+++ 提供本文

また、志望校別に特化した対策講座が用意されていることも多く、過去問演習や最新の入試情報に基づいた対策を万全に行うことが可能になります。
夏期講習や冬期講習、直前講習など、長期休暇中や受験直前の重要な時期に合わせて、短期集中で弱点を補強したり、得点力をさらに伸ばしたりするための特別講座が豊富に準備されている点も大きな魅力です。
2. 勉強に集中できる
予備校は、生徒が学習に専念できる環境を提供してくれる場所です。多くの予備校では、無料の過去問貸し出しサービスがあったり、自由に使用できる自習室が設置されていたりします。
自宅では集中力が続かない、誘惑が多いという受験生にとって、この自習室の存在は大きなメリットとなります。
また、周りには同じように大学受験を目指す仲間たちが集まっています。互いに切磋琢磨し合えるライバルの存在は、モチベーションを高く維持する上で非常に重要です。

++++++
+++ 元データ

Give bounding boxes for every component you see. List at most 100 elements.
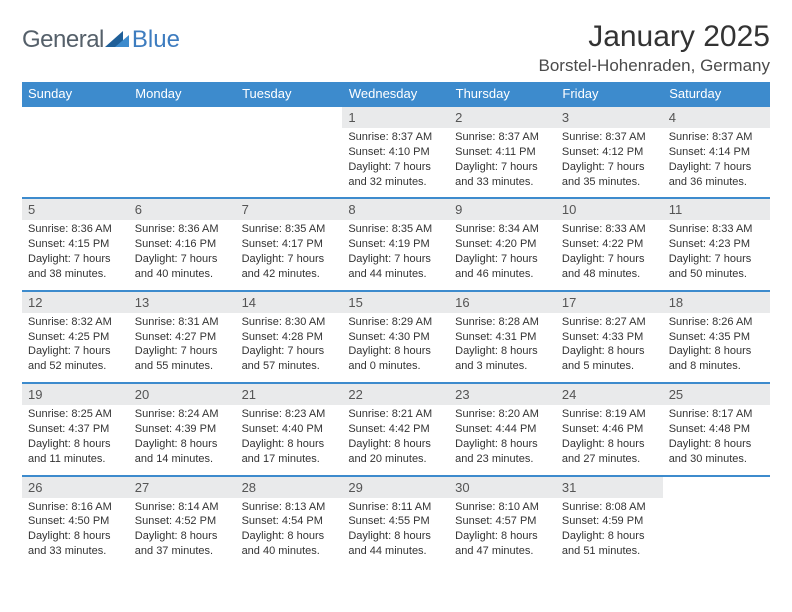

++++++

作業内容: 予備校に関する本文で特別講座の例として挙げられている講習の名称を、すべて列挙してください。 このデータは別の出典から取得されたものです。

回答全文: 夏期講習、冬期講習、直前講習